[Begin DATA EXTRACT]

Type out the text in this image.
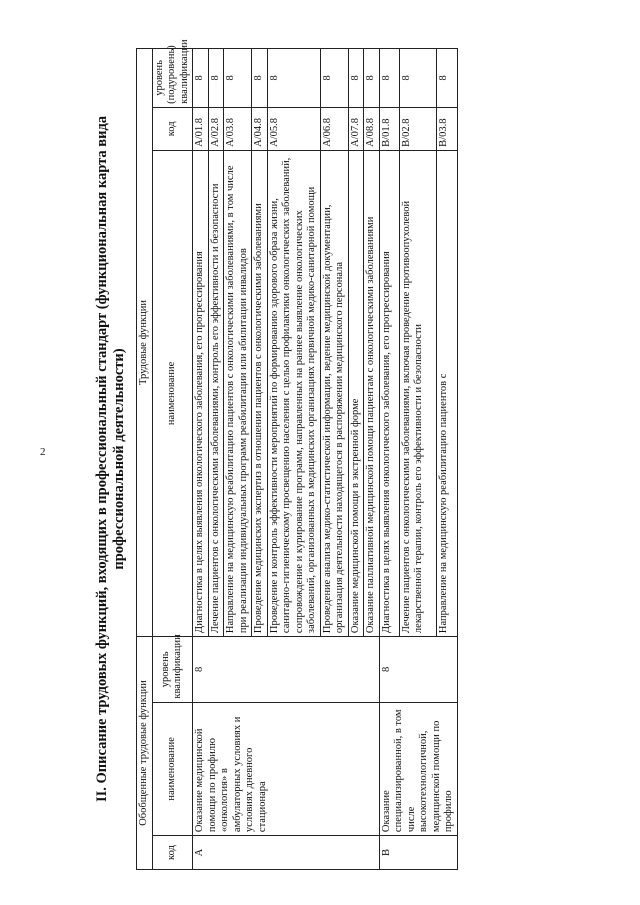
2	II. Описание трудовых функций, входящих в профессиональный стандарт (функциональная карта вида профессиональной деятельности)
Обобщенные трудовые функции			Трудовые функции		
код	наименование	уровень квалификации	наименование	код	уровень (подуровень) квалификации
A	Оказание медицинской помощи по профилю «онкология» в амбулаторных условиях и условиях дневного стационара	8	Диагностика в целях выявления онкологического заболевания, его прогрессирования	A/01.8	8
			Лечение пациентов с онкологическими заболеваниями, контроль его эффективности и безопасности	A/02.8	8
			Направление на медицинскую реабилитацию пациентов с онкологическими заболеваниями, в том числе при реализации индивидуальных программ реабилитации или абилитации инвалидов	A/03.8	8
			Проведение медицинских экспертиз в отношении пациентов с онкологическими заболеваниями	A/04.8	8
			Проведение и контроль эффективности мероприятий по формированию здорового образа жизни, санитарно-гигиеническому просвещению населения с целью профилактики онкологических заболеваний, сопровождение и курирование программ, направленных на раннее выявление онкологических заболеваний, организованных в медицинских организациях первичной медико-санитарной помощи	A/05.8	8
			Проведение анализа медико-статистической информации, ведение медицинской документации, организация деятельности находящегося в распоряжении медицинского персонала	A/06.8	8
			Оказание медицинской помощи в экстренной форме	A/07.8	8
			Оказание паллиативной медицинской помощи пациентам с онкологическими заболеваниями	A/08.8	8
B	Оказание специализированной, в том числе высокотехнологичной, медицинской помощи по профилю	8	Диагностика в целях выявления онкологического заболевания, его прогрессирования	B/01.8	8
			Лечение пациентов с онкологическими заболеваниями, включая проведение противоопухолевой лекарственной терапии, контроль его эффективности и безопасности	B/02.8	8
			Направление на медицинскую реабилитацию пациентов с	B/03.8	8
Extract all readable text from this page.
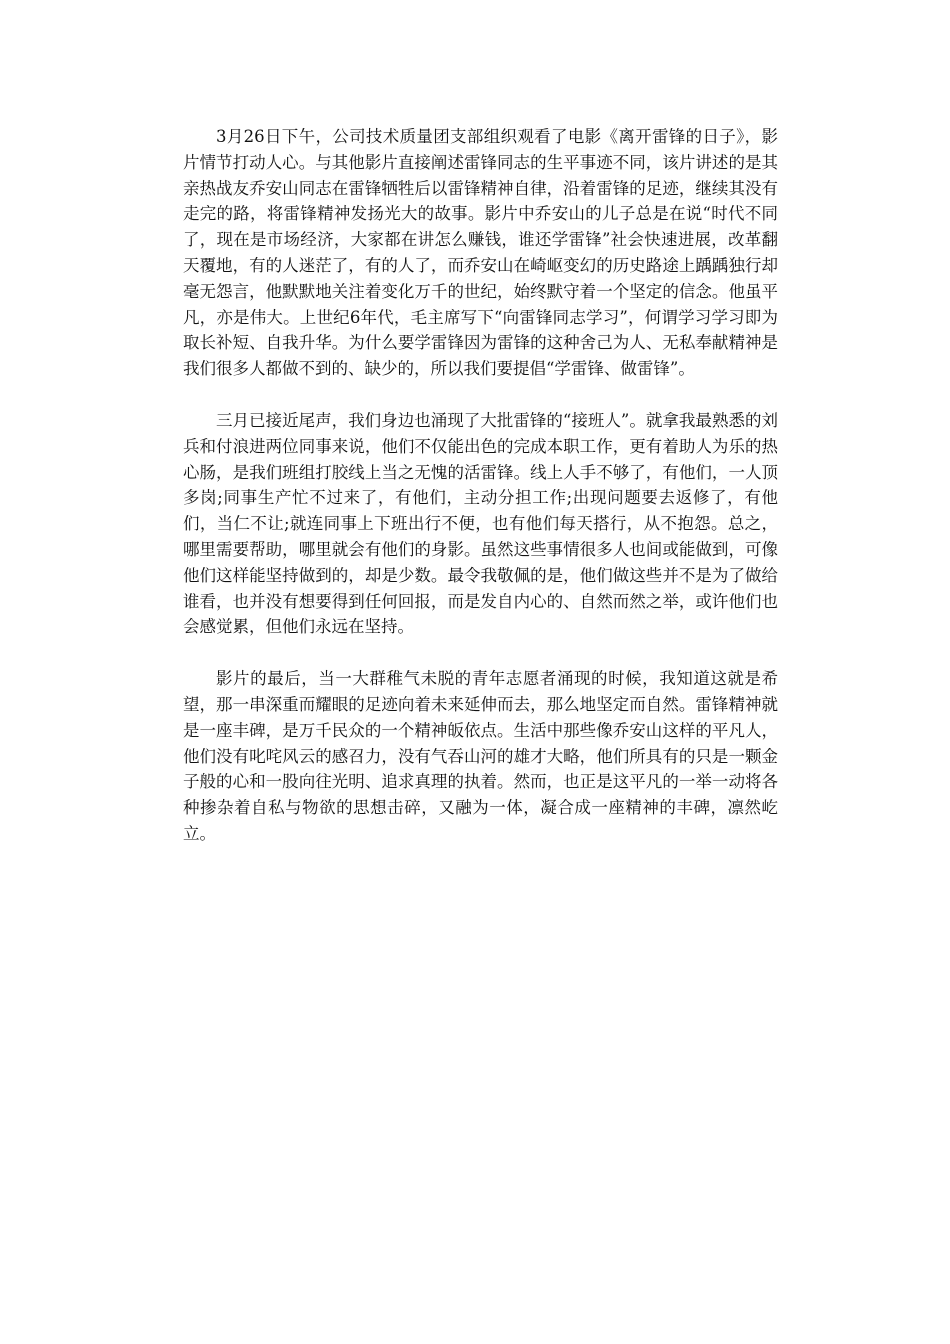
3月26日下午，公司技术质量团支部组织观看了电影《离开雷锋的日子》，影片情节打动人心。与其他影片直接阐述雷锋同志的生平事迹不同，该片讲述的是其亲热战友乔安山同志在雷锋牺牲后以雷锋精神自律，沿着雷锋的足迹，继续其没有走完的路，将雷锋精神发扬光大的故事。影片中乔安山的儿子总是在说“时代不同了，现在是市场经济，大家都在讲怎么赚钱，谁还学雷锋”社会快速进展，改革翻天覆地，有的人迷茫了，有的人了，而乔安山在崎岖变幻的历史路途上踽踽独行却毫无怨言，他默默地关注着变化万千的世纪，始终默守着一个坚定的信念。他虽平凡，亦是伟大。上世纪6年代，毛主席写下“向雷锋同志学习”，何谓学习学习即为取长补短、自我升华。为什么要学雷锋因为雷锋的这种舍己为人、无私奉献精神是我们很多人都做不到的、缺少的，所以我们要提倡“学雷锋、做雷锋”。

三月已接近尾声，我们身边也涌现了大批雷锋的“接班人”。就拿我最熟悉的刘兵和付浪进两位同事来说，他们不仅能出色的完成本职工作，更有着助人为乐的热心肠，是我们班组打胶线上当之无愧的活雷锋。线上人手不够了，有他们，一人顶多岗;同事生产忙不过来了，有他们，主动分担工作;出现问题要去返修了，有他们，当仁不让;就连同事上下班出行不便，也有他们每天搭行，从不抱怨。总之，哪里需要帮助，哪里就会有他们的身影。虽然这些事情很多人也间或能做到，可像他们这样能坚持做到的，却是少数。最令我敬佩的是，他们做这些并不是为了做给谁看，也并没有想要得到任何回报，而是发自内心的、自然而然之举，或许他们也会感觉累，但他们永远在坚持。

影片的最后，当一大群稚气未脱的青年志愿者涌现的时候，我知道这就是希望，那一串深重而耀眼的足迹向着未来延伸而去，那么地坚定而自然。雷锋精神就是一座丰碑，是万千民众的一个精神皈依点。生活中那些像乔安山这样的平凡人，他们没有叱咤风云的感召力，没有气吞山河的雄才大略，他们所具有的只是一颗金子般的心和一股向往光明、追求真理的执着。然而，也正是这平凡的一举一动将各种掺杂着自私与物欲的思想击碎，又融为一体，凝合成一座精神的丰碑，凛然屹立。
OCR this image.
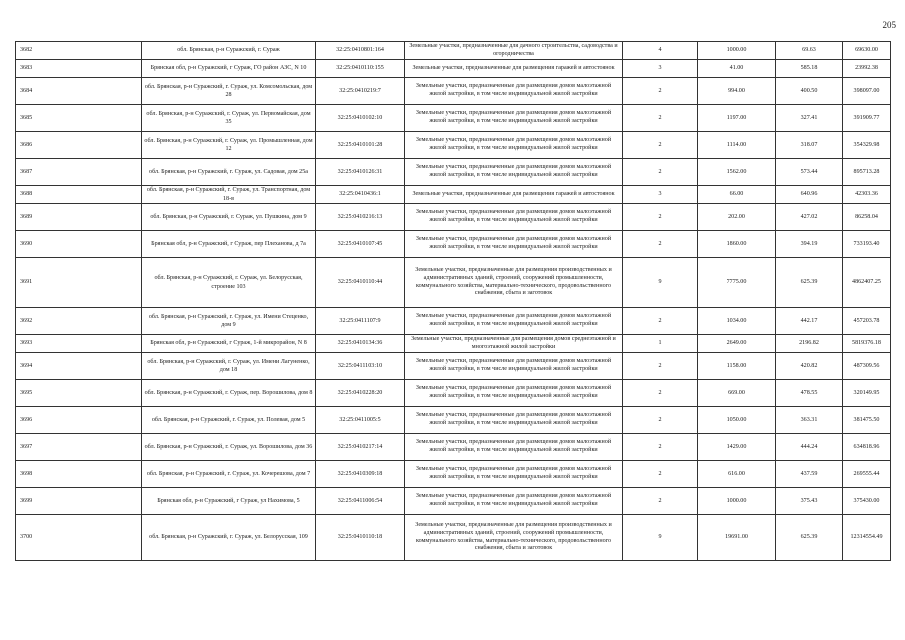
205
3682	обл. Брянская, р-н Суражский, г. Сураж	32:25:0410801:164	Земельные участки, предназначенные для дачного строительства, садоводства и огородничества	4	1000.00	69.63	69630.00
3683	Брянская обл, р-н Суражский, г Сураж, ГО район АЗС, N 10	32:25:0410110:155	Земельные участки, предназначенные для размещения гаражей и автостоянок	3	41.00	585.18	23992.38
3684	обл. Брянская, р-н Суражский, г. Сураж, ул. Комсомольская, дом 28	32:25:0410219:7	Земельные участки, предназначенные для размещения домов малоэтажной жилой застройки, в том числе индивидуальной жилой застройки	2	994.00	400.50	398097.00
3685	обл. Брянская, р-н Суражский, г. Сураж, ул. Первомайская, дом 35	32:25:0410102:10	Земельные участки, предназначенные для размещения домов малоэтажной жилой застройки, в том числе индивидуальной жилой застройки	2	1197.00	327.41	391909.77
3686	обл. Брянская, р-н Суражский, г. Сураж, ул. Промышленная, дом 12	32:25:0410101:28	Земельные участки, предназначенные для размещения домов малоэтажной жилой застройки, в том числе индивидуальной жилой застройки	2	1114.00	318.07	354329.98
3687	обл. Брянская, р-н Суражский, г. Сураж, ул. Садовая, дом 25а	32:25:0410126:31	Земельные участки, предназначенные для размещения домов малоэтажной жилой застройки, в том числе индивидуальной жилой застройки	2	1562.00	573.44	895713.28
3688	обл. Брянская, р-н Суражский, г. Сураж, ул. Транспортная, дом 18-в	32:25:0410436:1	Земельные участки, предназначенные для размещения гаражей и автостоянок	3	66.00	640.96	42303.36
3689	обл. Брянская, р-н Суражский, г. Сураж, ул. Пушкина, дом 9	32:25:0410216:13	Земельные участки, предназначенные для размещения домов малоэтажной жилой застройки, в том числе индивидуальной жилой застройки	2	202.00	427.02	86258.04
3690	Брянская обл, р-н Суражский, г Сураж, пер Плеханова, д 7а	32:25:0410107:45	Земельные участки, предназначенные для размещения домов малоэтажной жилой застройки, в том числе индивидуальной жилой застройки	2	1860.00	394.19	733193.40
3691	обл. Брянская, р-н Суражский, г. Сураж, ул. Белорусская, строение 103	32:25:0410110:44	Земельные участки, предназначенные для размещения производственных и административных зданий, строений, сооружений промышленности, коммунального хозяйства, материально-технического, продовольственного снабжения, сбыта и заготовок	9	7775.00	625.39	4862407.25
3692	обл. Брянская, р-н Суражский, г. Сураж, ул. Имени Стеценко, дом 9	32:25:0411107:9	Земельные участки, предназначенные для размещения домов малоэтажной жилой застройки, в том числе индивидуальной жилой застройки	2	1034.00	442.17	457203.78
3693	Брянская обл, р-н Суражский, г Сураж, 1-й микрорайон, N 8	32:25:0410134:36	Земельные участки, предназначенные для размещения домов среднеэтажной и многоэтажной жилой застройки	1	2649.00	2196.82	5819376.18
3694	обл. Брянская, р-н Суражский, г. Сураж, ул. Имени Лагуненко, дом 18	32:25:0411103:10	Земельные участки, предназначенные для размещения домов малоэтажной жилой застройки, в том числе индивидуальной жилой застройки	2	1158.00	420.82	487309.56
3695	обл. Брянская, р-н Суражский, г. Сураж, пер. Ворошилова, дом 8	32:25:0410228:20	Земельные участки, предназначенные для размещения домов малоэтажной жилой застройки, в том числе индивидуальной жилой застройки	2	669.00	478.55	320149.95
3696	обл. Брянская, р-н Суражский, г. Сураж, ул. Полевая, дом 5	32:25:0411005:5	Земельные участки, предназначенные для размещения домов малоэтажной жилой застройки, в том числе индивидуальной жилой застройки	2	1050.00	363.31	381475.50
3697	обл. Брянская, р-н Суражский, г. Сураж, ул. Ворошилова, дом 36	32:25:0410217:14	Земельные участки, предназначенные для размещения домов малоэтажной жилой застройки, в том числе индивидуальной жилой застройки	2	1429.00	444.24	634818.96
3698	обл. Брянская, р-н Суражский, г. Сураж, ул. Кочерешова, дом 7	32:25:0410309:18	Земельные участки, предназначенные для размещения домов малоэтажной жилой застройки, в том числе индивидуальной жилой застройки	2	616.00	437.59	269555.44
3699	Брянская обл, р-н Суражский, г Сураж, ул Нахимова, 5	32:25:0411006:54	Земельные участки, предназначенные для размещения домов малоэтажной жилой застройки, в том числе индивидуальной жилой застройки	2	1000.00	375.43	375430.00
3700	обл. Брянская, р-н Суражский, г. Сураж, ул. Белорусская, 109	32:25:0410110:18	Земельные участки, предназначенные для размещения производственных и административных зданий, строений, сооружений промышленности, коммунального хозяйства, материально-технического, продовольственного снабжения, сбыта и заготовок	9	19691.00	625.39	12314554.49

[End DATA EXTRACT]

▶ [WHAT THE TASK ASKS]
Show, from the material above, each line that includes the string "хозяйства".

▶ [OUTPUT FOR THIS TASK]
3691	обл. Брянская, р-н Суражский, г. Сураж, ул. Белорусская, строение 103	32:25:0410110:44	Земельные участки, предназначенные для размещения производственных и административных зданий, строений, сооружений промышленности, коммунального хозяйства, материально-технического, продовольственного снабжения, сбыта и заготовок	9	7775.00	625.39	4862407.25
3700	обл. Брянская, р-н Суражский, г. Сураж, ул. Белорусская, 109	32:25:0410110:18	Земельные участки, предназначенные для размещения производственных и административных зданий, строений, сооружений промышленности, коммунального хозяйства, материально-технического, продовольственного снабжения, сбыта и заготовок	9	19691.00	625.39	12314554.49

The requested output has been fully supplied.